§ Directions for this task
Return each line holding the string "Geometry".

§ Data excerpts

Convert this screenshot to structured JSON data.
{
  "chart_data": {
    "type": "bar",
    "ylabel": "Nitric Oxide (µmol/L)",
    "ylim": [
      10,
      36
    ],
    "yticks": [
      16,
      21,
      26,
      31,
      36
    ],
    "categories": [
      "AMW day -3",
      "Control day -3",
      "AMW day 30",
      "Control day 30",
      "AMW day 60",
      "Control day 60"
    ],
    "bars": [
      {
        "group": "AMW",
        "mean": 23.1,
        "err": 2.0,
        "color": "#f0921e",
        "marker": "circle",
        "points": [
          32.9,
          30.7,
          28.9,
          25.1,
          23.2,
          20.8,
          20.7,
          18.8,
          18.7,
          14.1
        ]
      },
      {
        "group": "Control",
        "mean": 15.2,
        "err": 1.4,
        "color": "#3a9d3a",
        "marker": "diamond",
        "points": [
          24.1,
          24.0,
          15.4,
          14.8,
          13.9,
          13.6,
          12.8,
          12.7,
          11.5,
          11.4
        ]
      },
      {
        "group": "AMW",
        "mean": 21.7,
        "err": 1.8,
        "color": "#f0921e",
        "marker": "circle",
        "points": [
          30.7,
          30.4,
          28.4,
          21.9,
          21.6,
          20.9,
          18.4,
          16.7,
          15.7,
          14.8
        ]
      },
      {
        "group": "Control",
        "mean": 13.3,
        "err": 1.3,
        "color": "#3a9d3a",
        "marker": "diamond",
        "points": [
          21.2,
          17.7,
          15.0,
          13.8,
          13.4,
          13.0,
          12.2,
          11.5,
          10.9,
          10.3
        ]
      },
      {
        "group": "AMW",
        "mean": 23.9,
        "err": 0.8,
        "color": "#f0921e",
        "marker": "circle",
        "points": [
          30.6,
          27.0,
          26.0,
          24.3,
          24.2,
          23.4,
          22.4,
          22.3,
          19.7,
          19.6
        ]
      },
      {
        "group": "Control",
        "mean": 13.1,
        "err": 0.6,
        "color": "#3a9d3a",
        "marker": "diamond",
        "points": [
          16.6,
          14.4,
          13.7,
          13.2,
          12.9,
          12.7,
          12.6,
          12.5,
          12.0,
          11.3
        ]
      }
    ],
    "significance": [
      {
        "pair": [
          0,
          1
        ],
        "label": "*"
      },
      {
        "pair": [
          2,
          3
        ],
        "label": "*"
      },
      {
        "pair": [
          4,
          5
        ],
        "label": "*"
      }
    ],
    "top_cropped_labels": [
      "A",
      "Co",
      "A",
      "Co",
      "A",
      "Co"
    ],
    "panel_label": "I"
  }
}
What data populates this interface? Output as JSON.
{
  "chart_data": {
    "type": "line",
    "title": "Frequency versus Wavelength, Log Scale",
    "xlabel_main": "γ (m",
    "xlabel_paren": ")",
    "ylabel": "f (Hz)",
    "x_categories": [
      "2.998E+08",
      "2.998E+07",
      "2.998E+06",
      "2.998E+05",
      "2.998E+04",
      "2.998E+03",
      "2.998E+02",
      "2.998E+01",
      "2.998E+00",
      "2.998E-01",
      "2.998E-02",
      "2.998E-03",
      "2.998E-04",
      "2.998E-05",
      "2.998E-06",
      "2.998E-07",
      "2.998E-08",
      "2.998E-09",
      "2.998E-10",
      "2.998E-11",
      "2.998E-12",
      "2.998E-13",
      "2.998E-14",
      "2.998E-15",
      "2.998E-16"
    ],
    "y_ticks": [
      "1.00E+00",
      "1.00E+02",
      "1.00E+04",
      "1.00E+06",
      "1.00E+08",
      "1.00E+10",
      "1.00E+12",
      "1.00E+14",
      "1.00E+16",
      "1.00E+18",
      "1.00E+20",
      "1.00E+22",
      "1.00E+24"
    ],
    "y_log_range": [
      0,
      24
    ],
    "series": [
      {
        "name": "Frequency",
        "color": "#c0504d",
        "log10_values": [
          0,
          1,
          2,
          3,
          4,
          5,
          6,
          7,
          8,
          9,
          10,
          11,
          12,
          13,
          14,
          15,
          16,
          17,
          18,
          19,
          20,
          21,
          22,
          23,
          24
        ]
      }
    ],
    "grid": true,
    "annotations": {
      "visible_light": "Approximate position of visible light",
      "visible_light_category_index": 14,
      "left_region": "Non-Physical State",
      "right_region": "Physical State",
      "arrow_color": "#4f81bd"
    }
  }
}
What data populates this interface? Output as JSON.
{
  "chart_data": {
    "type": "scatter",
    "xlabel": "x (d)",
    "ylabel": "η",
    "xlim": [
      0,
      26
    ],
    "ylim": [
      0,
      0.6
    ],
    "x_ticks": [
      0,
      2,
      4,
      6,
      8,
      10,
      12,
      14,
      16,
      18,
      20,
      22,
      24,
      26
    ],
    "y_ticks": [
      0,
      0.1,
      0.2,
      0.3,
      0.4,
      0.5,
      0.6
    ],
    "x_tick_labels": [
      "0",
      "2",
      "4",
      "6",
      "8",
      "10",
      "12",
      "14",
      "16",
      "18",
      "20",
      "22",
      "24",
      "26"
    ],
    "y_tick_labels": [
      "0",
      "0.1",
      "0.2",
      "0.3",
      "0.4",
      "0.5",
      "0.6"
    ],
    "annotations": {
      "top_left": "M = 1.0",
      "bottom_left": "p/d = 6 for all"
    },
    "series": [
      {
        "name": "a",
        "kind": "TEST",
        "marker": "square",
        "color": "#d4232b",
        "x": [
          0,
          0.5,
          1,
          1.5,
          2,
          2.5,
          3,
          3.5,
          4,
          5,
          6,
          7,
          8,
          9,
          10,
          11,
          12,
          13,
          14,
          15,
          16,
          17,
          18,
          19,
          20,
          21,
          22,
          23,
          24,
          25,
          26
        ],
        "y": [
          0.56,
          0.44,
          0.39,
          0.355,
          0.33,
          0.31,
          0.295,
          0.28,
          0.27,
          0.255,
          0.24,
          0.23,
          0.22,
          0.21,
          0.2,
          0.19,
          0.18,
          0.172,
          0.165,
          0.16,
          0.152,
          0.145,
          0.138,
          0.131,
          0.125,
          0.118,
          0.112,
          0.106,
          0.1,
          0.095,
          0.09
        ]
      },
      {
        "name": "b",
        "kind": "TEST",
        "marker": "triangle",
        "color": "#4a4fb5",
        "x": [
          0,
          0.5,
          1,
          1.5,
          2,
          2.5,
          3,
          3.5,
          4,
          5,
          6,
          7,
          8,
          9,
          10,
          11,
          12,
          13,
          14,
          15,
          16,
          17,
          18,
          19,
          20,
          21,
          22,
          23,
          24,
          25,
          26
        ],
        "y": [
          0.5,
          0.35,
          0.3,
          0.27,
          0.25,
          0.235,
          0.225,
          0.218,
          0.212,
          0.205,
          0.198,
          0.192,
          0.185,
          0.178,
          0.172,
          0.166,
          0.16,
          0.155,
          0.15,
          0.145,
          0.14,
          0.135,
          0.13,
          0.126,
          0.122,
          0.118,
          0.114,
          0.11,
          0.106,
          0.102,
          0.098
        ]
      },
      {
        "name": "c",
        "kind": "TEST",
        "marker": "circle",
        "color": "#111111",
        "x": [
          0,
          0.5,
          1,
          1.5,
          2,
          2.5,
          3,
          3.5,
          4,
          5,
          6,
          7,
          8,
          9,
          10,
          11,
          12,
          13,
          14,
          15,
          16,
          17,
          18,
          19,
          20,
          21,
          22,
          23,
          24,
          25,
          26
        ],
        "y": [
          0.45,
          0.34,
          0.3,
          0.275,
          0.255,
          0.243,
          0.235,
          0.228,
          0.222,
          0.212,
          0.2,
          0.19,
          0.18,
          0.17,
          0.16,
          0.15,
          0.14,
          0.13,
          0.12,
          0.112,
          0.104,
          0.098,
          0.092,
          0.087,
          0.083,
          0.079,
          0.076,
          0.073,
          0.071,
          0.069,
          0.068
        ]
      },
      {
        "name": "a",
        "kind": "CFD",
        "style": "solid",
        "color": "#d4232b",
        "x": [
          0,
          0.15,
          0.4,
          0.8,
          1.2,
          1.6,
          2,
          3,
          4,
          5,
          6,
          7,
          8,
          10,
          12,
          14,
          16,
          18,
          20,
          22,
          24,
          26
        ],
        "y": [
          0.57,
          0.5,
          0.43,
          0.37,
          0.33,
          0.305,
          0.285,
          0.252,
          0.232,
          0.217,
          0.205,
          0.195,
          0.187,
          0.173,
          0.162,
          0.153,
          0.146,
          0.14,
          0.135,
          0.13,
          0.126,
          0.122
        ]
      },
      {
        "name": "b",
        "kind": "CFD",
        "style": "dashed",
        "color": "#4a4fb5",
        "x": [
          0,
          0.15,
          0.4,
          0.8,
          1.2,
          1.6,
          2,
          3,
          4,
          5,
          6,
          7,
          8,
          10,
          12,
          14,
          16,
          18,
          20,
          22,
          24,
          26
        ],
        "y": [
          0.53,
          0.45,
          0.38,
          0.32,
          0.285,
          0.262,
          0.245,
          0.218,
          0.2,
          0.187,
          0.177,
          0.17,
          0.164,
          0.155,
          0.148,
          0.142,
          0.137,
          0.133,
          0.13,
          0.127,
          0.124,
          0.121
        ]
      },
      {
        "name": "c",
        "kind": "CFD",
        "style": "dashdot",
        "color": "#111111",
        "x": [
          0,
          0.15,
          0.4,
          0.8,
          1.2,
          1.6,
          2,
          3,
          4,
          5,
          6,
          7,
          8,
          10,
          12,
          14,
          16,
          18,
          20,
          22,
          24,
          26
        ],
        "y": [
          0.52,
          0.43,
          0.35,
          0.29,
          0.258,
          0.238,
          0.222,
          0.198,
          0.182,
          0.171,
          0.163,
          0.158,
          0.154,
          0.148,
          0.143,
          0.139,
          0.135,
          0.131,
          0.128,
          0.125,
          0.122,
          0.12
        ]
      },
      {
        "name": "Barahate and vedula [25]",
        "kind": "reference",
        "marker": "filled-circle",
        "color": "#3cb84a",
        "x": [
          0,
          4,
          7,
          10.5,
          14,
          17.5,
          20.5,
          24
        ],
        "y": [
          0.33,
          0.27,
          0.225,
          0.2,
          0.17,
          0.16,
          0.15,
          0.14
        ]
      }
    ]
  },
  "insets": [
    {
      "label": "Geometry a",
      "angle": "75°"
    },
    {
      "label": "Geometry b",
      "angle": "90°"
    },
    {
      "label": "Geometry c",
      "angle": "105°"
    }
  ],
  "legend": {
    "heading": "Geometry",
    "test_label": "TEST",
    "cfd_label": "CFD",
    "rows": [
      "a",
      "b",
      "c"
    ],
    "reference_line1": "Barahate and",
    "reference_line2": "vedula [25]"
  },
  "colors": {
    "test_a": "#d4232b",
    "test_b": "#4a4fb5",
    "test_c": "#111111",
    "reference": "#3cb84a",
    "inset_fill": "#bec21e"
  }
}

§ Result below
      "label": "Geometry a",
      "label": "Geometry b",
      "label": "Geometry c",
    "heading": "Geometry",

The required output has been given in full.